- [Work required]: Send back the entries below exactly as they appear.

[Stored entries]
▶

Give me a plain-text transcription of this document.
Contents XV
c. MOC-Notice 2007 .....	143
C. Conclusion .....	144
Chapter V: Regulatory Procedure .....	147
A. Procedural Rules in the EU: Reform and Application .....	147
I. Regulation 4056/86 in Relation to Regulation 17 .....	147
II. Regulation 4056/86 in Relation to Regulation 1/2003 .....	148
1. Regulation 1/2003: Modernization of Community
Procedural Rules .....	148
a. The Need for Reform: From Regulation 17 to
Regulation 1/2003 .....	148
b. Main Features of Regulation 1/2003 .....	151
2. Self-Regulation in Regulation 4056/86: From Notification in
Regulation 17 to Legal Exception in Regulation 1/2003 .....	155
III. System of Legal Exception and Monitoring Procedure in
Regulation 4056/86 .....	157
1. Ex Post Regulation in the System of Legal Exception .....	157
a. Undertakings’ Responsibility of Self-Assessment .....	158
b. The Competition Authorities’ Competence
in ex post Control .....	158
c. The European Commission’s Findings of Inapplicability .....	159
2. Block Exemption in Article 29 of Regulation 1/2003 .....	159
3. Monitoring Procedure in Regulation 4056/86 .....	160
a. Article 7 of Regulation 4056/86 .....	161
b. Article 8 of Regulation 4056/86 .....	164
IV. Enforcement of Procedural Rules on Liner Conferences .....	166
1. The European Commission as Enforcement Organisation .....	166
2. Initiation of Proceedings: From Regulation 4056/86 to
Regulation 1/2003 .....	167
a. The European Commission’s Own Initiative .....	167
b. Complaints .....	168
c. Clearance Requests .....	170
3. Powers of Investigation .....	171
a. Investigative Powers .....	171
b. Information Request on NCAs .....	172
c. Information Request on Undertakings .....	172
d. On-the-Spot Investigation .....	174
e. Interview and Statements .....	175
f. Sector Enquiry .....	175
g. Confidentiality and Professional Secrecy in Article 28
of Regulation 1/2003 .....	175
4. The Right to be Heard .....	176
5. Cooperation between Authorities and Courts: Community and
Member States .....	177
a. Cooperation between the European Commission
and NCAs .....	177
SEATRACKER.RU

◀

- [Correct output]:
Give me a plain-text transcription of this document.
Contents XV
c. MOC-Notice 2007 .....	143
C. Conclusion .....	144
Chapter V: Regulatory Procedure .....	147
A. Procedural Rules in the EU: Reform and Application .....	147
I. Regulation 4056/86 in Relation to Regulation 17 .....	147
II. Regulation 4056/86 in Relation to Regulation 1/2003 .....	148
1. Regulation 1/2003: Modernization of Community
Procedural Rules .....	148
a. The Need for Reform: From Regulation 17 to
Regulation 1/2003 .....	148
b. Main Features of Regulation 1/2003 .....	151
2. Self-Regulation in Regulation 4056/86: From Notification in
Regulation 17 to Legal Exception in Regulation 1/2003 .....	155
III. System of Legal Exception and Monitoring Procedure in
Regulation 4056/86 .....	157
1. Ex Post Regulation in the System of Legal Exception .....	157
a. Undertakings’ Responsibility of Self-Assessment .....	158
b. The Competition Authorities’ Competence
in ex post Control .....	158
c. The European Commission’s Findings of Inapplicability .....	159
2. Block Exemption in Article 29 of Regulation 1/2003 .....	159
3. Monitoring Procedure in Regulation 4056/86 .....	160
a. Article 7 of Regulation 4056/86 .....	161
b. Article 8 of Regulation 4056/86 .....	164
IV. Enforcement of Procedural Rules on Liner Conferences .....	166
1. The European Commission as Enforcement Organisation .....	166
2. Initiation of Proceedings: From Regulation 4056/86 to
Regulation 1/2003 .....	167
a. The European Commission’s Own Initiative .....	167
b. Complaints .....	168
c. Clearance Requests .....	170
3. Powers of Investigation .....	171
a. Investigative Powers .....	171
b. Information Request on NCAs .....	172
c. Information Request on Undertakings .....	172
d. On-the-Spot Investigation .....	174
e. Interview and Statements .....	175
f. Sector Enquiry .....	175
g. Confidentiality and Professional Secrecy in Article 28
of Regulation 1/2003 .....	175
4. The Right to be Heard .....	176
5. Cooperation between Authorities and Courts: Community and
Member States .....	177
a. Cooperation between the European Commission
and NCAs .....	177
SEATRACKER.RU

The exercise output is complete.